• **Collected data entries**
# # # # # # #
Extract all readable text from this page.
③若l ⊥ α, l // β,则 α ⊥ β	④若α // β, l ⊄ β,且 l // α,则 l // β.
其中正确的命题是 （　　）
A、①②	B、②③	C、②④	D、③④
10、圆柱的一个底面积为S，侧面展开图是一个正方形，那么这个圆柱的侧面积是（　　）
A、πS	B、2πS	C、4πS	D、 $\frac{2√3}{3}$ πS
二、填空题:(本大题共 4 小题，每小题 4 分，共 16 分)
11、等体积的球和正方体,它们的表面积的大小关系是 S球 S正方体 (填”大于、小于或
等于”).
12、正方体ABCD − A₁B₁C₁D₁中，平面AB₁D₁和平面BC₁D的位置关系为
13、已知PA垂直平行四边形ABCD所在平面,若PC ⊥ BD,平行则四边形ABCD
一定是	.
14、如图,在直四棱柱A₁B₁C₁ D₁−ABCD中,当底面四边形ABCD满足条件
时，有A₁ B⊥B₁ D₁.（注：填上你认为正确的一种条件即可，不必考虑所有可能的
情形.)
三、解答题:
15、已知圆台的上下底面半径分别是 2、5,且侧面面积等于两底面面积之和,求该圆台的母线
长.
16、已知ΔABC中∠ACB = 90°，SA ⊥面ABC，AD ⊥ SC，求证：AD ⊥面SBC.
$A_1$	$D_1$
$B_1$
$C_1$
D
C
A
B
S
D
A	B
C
# # # # # # #
• **Objective**
Copy each record from above exactly, and include every line.

• **Solution to this task**
Extract all readable text from this page.
③若l ⊥ α, l // β,则 α ⊥ β	④若α // β, l ⊄ β,且 l // α,则 l // β.
其中正确的命题是 （　　）
A、①②	B、②③	C、②④	D、③④
10、圆柱的一个底面积为S，侧面展开图是一个正方形，那么这个圆柱的侧面积是（　　）
A、πS	B、2πS	C、4πS	D、 $\frac{2√3}{3}$ πS
二、填空题:(本大题共 4 小题，每小题 4 分，共 16 分)
11、等体积的球和正方体,它们的表面积的大小关系是 S球 S正方体 (填”大于、小于或
等于”).
12、正方体ABCD − A₁B₁C₁D₁中，平面AB₁D₁和平面BC₁D的位置关系为
13、已知PA垂直平行四边形ABCD所在平面,若PC ⊥ BD,平行则四边形ABCD
一定是	.
14、如图,在直四棱柱A₁B₁C₁ D₁−ABCD中,当底面四边形ABCD满足条件
时，有A₁ B⊥B₁ D₁.（注：填上你认为正确的一种条件即可，不必考虑所有可能的
情形.)
三、解答题:
15、已知圆台的上下底面半径分别是 2、5,且侧面面积等于两底面面积之和,求该圆台的母线
长.
16、已知ΔABC中∠ACB = 90°，SA ⊥面ABC，AD ⊥ SC，求证：AD ⊥面SBC.
$A_1$	$D_1$
$B_1$
$C_1$
D
C
A
B
S
D
A	B
C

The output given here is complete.